Given instruction: Repeat each entry as written and leave the images out of the copy.

(Dataset records)
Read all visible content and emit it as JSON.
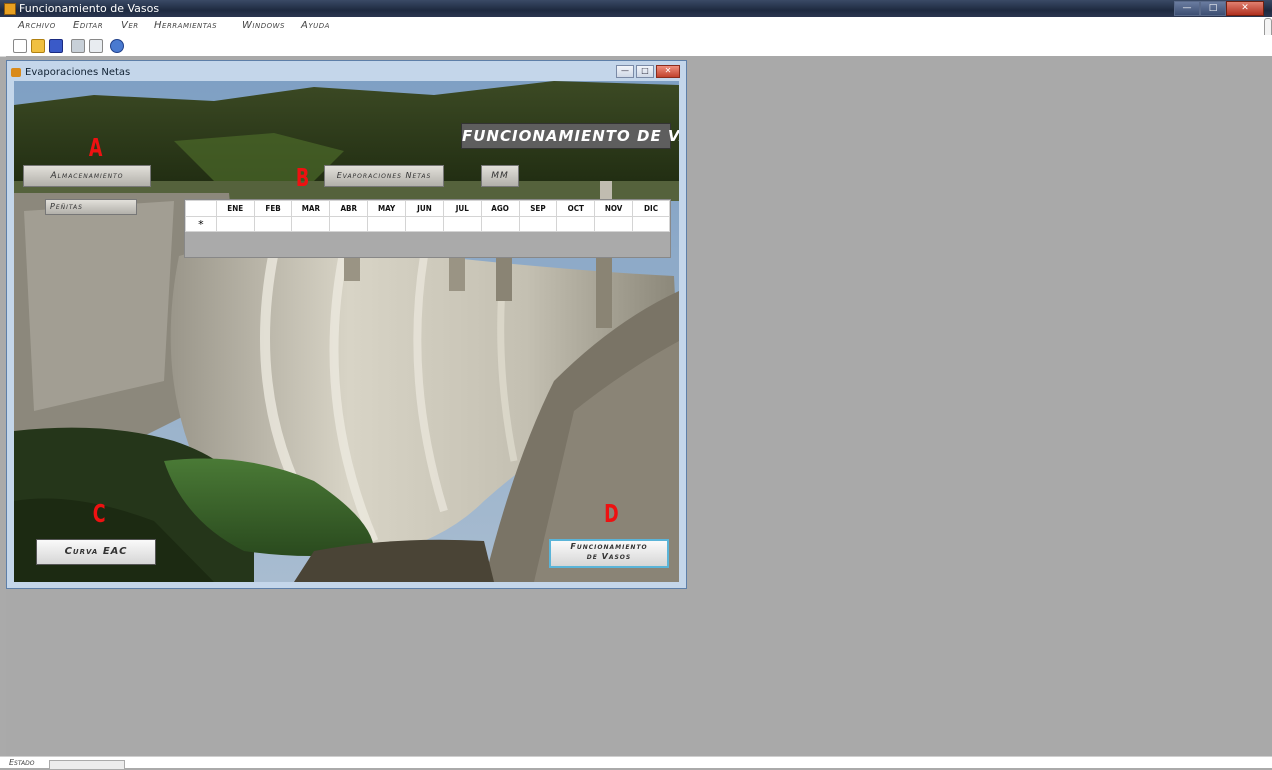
{
  "window": {
    "title": "Funcionamiento de Vasos",
    "controls": [
      "—",
      "□",
      "✕"
    ]
  },
  "menu": [
    "Archivo",
    "Editar",
    "Ver",
    "Herramientas",
    "Windows",
    "Ayuda"
  ],
  "toolbar": {
    "icons": [
      "new-file-icon",
      "open-folder-icon",
      "save-icon",
      "print-icon",
      "print-preview-icon",
      "help-icon"
    ]
  },
  "child": {
    "title": "Evaporaciones Netas",
    "controls": [
      "—",
      "□",
      "✕"
    ],
    "heading": "FUNCIONAMIENTO DE VASOS",
    "almacenamiento": "Almacenamiento",
    "penitas": "Peñitas",
    "evaporaciones": "Evaporaciones Netas",
    "unit": "MM",
    "markers": [
      "A",
      "B",
      "C",
      "D"
    ],
    "grid": {
      "columns": [
        "ENE",
        "FEB",
        "MAR",
        "ABR",
        "MAY",
        "JUN",
        "JUL",
        "AGO",
        "SEP",
        "OCT",
        "NOV",
        "DIC"
      ],
      "new_row_symbol": "*"
    },
    "btn_curva": "Curva EAC",
    "btn_funcionamiento_1": "Funcionamiento",
    "btn_funcionamiento_2": "de Vasos"
  },
  "status": {
    "label": "Estado"
  },
  "colors": {
    "marker": "#ee1111",
    "sky": "#7fa0c4",
    "forest": "#2c3a1a",
    "dam": "#c8c4b6",
    "water": "#3c6a2e"
  }
}
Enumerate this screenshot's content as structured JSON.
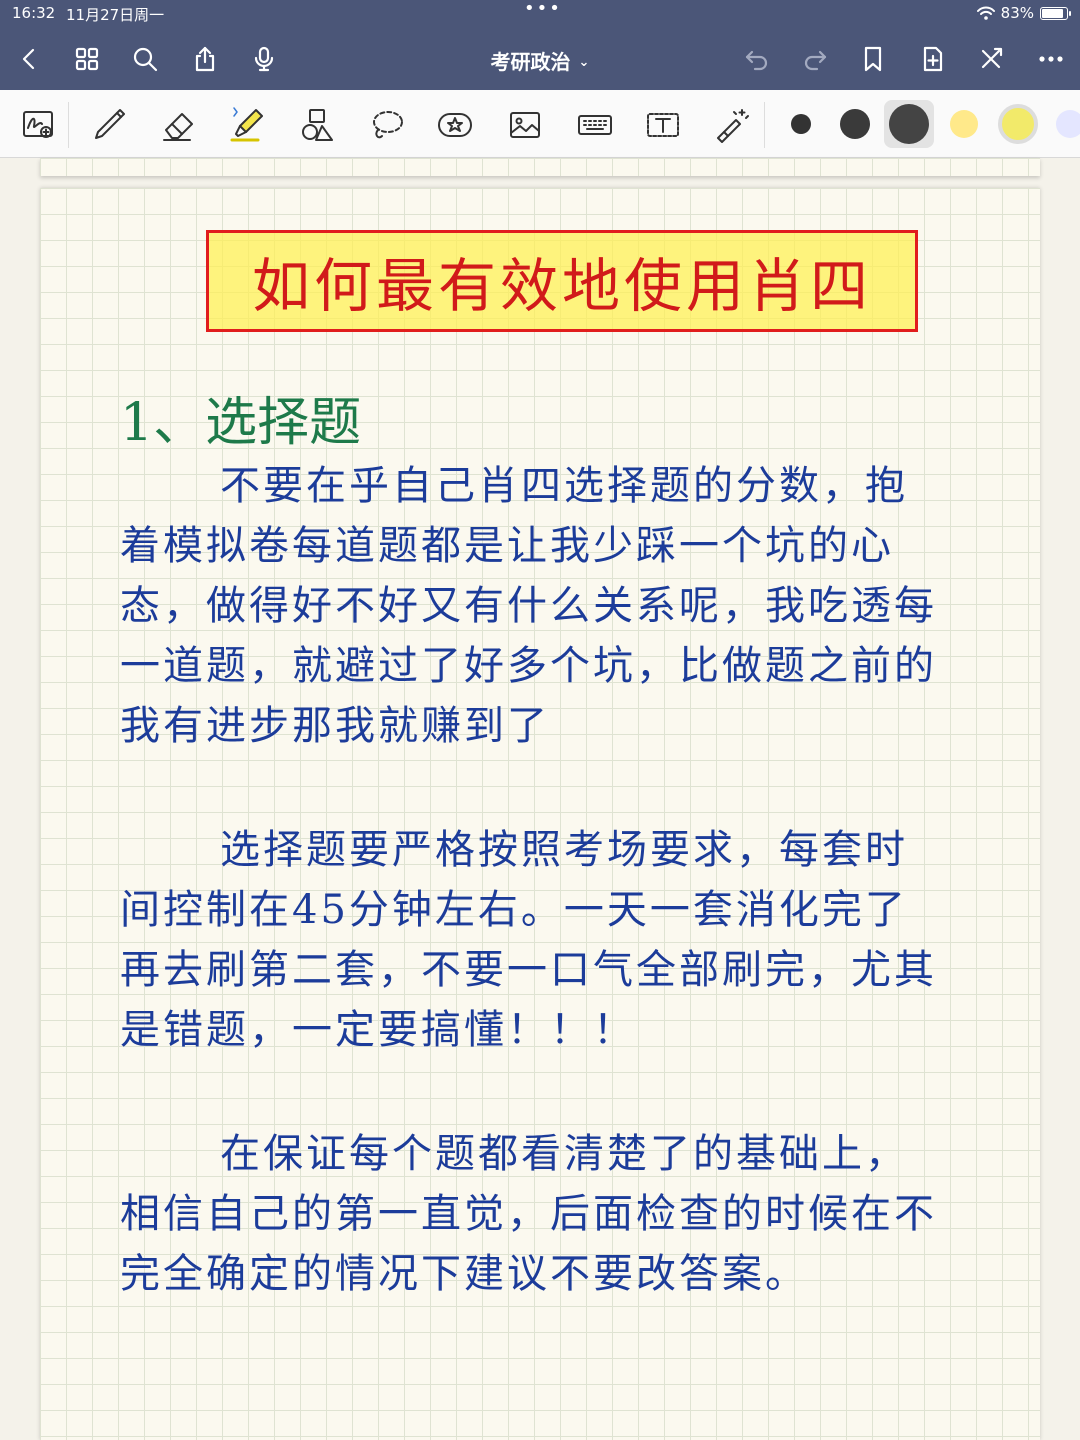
{
  "status_bar": {
    "time": "16:32",
    "date": "11月27日周一",
    "battery": "83%"
  },
  "nav": {
    "title": "考研政治",
    "title_chevron": "⌄",
    "icons": [
      "back-icon",
      "grid-icon",
      "search-icon",
      "share-icon",
      "microphone-icon",
      "undo-icon",
      "redo-icon",
      "bookmark-icon",
      "add-page-icon",
      "close-icon",
      "more-icon"
    ]
  },
  "toolbar": {
    "tools": [
      "handwriting-search-icon",
      "pen-icon",
      "eraser-icon",
      "highlighter-icon",
      "shapes-icon",
      "lasso-icon",
      "sticker-icon",
      "image-icon",
      "keyboard-icon",
      "text-icon",
      "laser-pointer-icon"
    ],
    "colors": {
      "dot_small": "#333333",
      "dot_medium": "#3a3a3a",
      "dot_large": "#444444",
      "yellow_1": "#ffe98a",
      "yellow_2": "#f2ea6a",
      "lavender": "#e4e6ff"
    }
  },
  "note": {
    "title": "如何最有效地使用肖四",
    "section": "1、选择题",
    "paragraphs": [
      "不要在乎自己肖四选择题的分数，抱着模拟卷每道题都是让我少踩一个坑的心态，做得好不好又有什么关系呢，我吃透每一道题，就避过了好多个坑，比做题之前的我有进步那我就赚到了",
      "选择题要严格按照考场要求，每套时间控制在45分钟左右。一天一套消化完了再去刷第二套，不要一口气全部刷完，尤其是错题，一定要搞懂！！！",
      "在保证每个题都看清楚了的基础上，相信自己的第一直觉，后面检查的时候在不完全确定的情况下建议不要改答案。"
    ],
    "colors": {
      "title_text": "#d11a1a",
      "title_border": "#e11d1d",
      "highlight": "#fff050",
      "section_text": "#1e7a4a",
      "body_text": "#1c3c9a"
    }
  }
}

Complete output:
Read all visible content and emit it as JSON.
{
  "window": {
    "title": "Funcionamiento de Vasos",
    "controls": [
      "—",
      "□",
      "✕"
    ]
  },
  "menu": [
    "Archivo",
    "Editar",
    "Ver",
    "Herramientas",
    "Windows",
    "Ayuda"
  ],
  "toolbar": {
    "icons": [
      "new-file-icon",
      "open-folder-icon",
      "save-icon",
      "print-icon",
      "print-preview-icon",
      "help-icon"
    ]
  },
  "child": {
    "title": "Evaporaciones Netas",
    "controls": [
      "—",
      "□",
      "✕"
    ],
    "heading": "FUNCIONAMIENTO DE VASOS",
    "almacenamiento": "Almacenamiento",
    "penitas": "Peñitas",
    "evaporaciones": "Evaporaciones Netas",
    "unit": "MM",
    "markers": [
      "A",
      "B",
      "C",
      "D"
    ],
    "grid": {
      "columns": [
        "ENE",
        "FEB",
        "MAR",
        "ABR",
        "MAY",
        "JUN",
        "JUL",
        "AGO",
        "SEP",
        "OCT",
        "NOV",
        "DIC"
      ],
      "new_row_symbol": "*"
    },
    "btn_curva": "Curva EAC",
    "btn_funcionamiento_1": "Funcionamiento",
    "btn_funcionamiento_2": "de Vasos"
  },
  "status": {
    "label": "Estado"
  },
  "colors": {
    "marker": "#ee1111",
    "sky": "#7fa0c4",
    "forest": "#2c3a1a",
    "dam": "#c8c4b6",
    "water": "#3c6a2e"
  }
}
Enumerate this screenshot's content as structured JSON.
{
  "status_bar": {
    "time": "16:32",
    "date": "11月27日周一",
    "battery": "83%"
  },
  "nav": {
    "title": "考研政治",
    "title_chevron": "⌄",
    "icons": [
      "back-icon",
      "grid-icon",
      "search-icon",
      "share-icon",
      "microphone-icon",
      "undo-icon",
      "redo-icon",
      "bookmark-icon",
      "add-page-icon",
      "close-icon",
      "more-icon"
    ]
  },
  "toolbar": {
    "tools": [
      "handwriting-search-icon",
      "pen-icon",
      "eraser-icon",
      "highlighter-icon",
      "shapes-icon",
      "lasso-icon",
      "sticker-icon",
      "image-icon",
      "keyboard-icon",
      "text-icon",
      "laser-pointer-icon"
    ],
    "colors": {
      "dot_small": "#333333",
      "dot_medium": "#3a3a3a",
      "dot_large": "#444444",
      "yellow_1": "#ffe98a",
      "yellow_2": "#f2ea6a",
      "lavender": "#e4e6ff"
    }
  },
  "note": {
    "title": "如何最有效地使用肖四",
    "section": "1、选择题",
    "paragraphs": [
      "不要在乎自己肖四选择题的分数，抱着模拟卷每道题都是让我少踩一个坑的心态，做得好不好又有什么关系呢，我吃透每一道题，就避过了好多个坑，比做题之前的我有进步那我就赚到了",
      "选择题要严格按照考场要求，每套时间控制在45分钟左右。一天一套消化完了再去刷第二套，不要一口气全部刷完，尤其是错题，一定要搞懂！！！",
      "在保证每个题都看清楚了的基础上，相信自己的第一直觉，后面检查的时候在不完全确定的情况下建议不要改答案。"
    ],
    "colors": {
      "title_text": "#d11a1a",
      "title_border": "#e11d1d",
      "highlight": "#fff050",
      "section_text": "#1e7a4a",
      "body_text": "#1c3c9a"
    }
  }
}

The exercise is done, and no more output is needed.